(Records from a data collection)
==============================
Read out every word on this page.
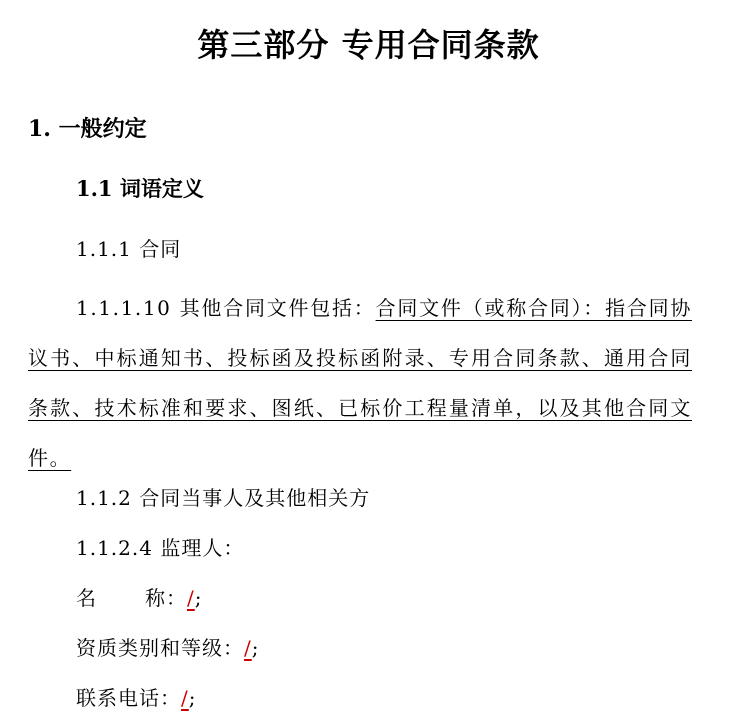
第三部分 专用合同条款
1. 一般约定
1.1 词语定义
1.1.1 合同
1.1.1.10 其他合同文件包括：合同文件（或称合同）：指合同协议书、中标通知书、投标函及投标函附录、专用合同条款、通用合同条款、技术标准和要求、图纸、已标价工程量清单，以及其他合同文件。
1.1.2 合同当事人及其他相关方
1.1.2.4 监理人：
名 称：/;
资质类别和等级：/;
联系电话：/;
==============================
Your goal - Restate each of the entries above word for word and skip every image.

Output of the task -
Read out every word on this page.
第三部分 专用合同条款
1. 一般约定
1.1 词语定义
1.1.1 合同
1.1.1.10 其他合同文件包括：合同文件（或称合同）：指合同协议书、中标通知书、投标函及投标函附录、专用合同条款、通用合同条款、技术标准和要求、图纸、已标价工程量清单，以及其他合同文件。
1.1.2 合同当事人及其他相关方
1.1.2.4 监理人：
名 称：/;
资质类别和等级：/;
联系电话：/;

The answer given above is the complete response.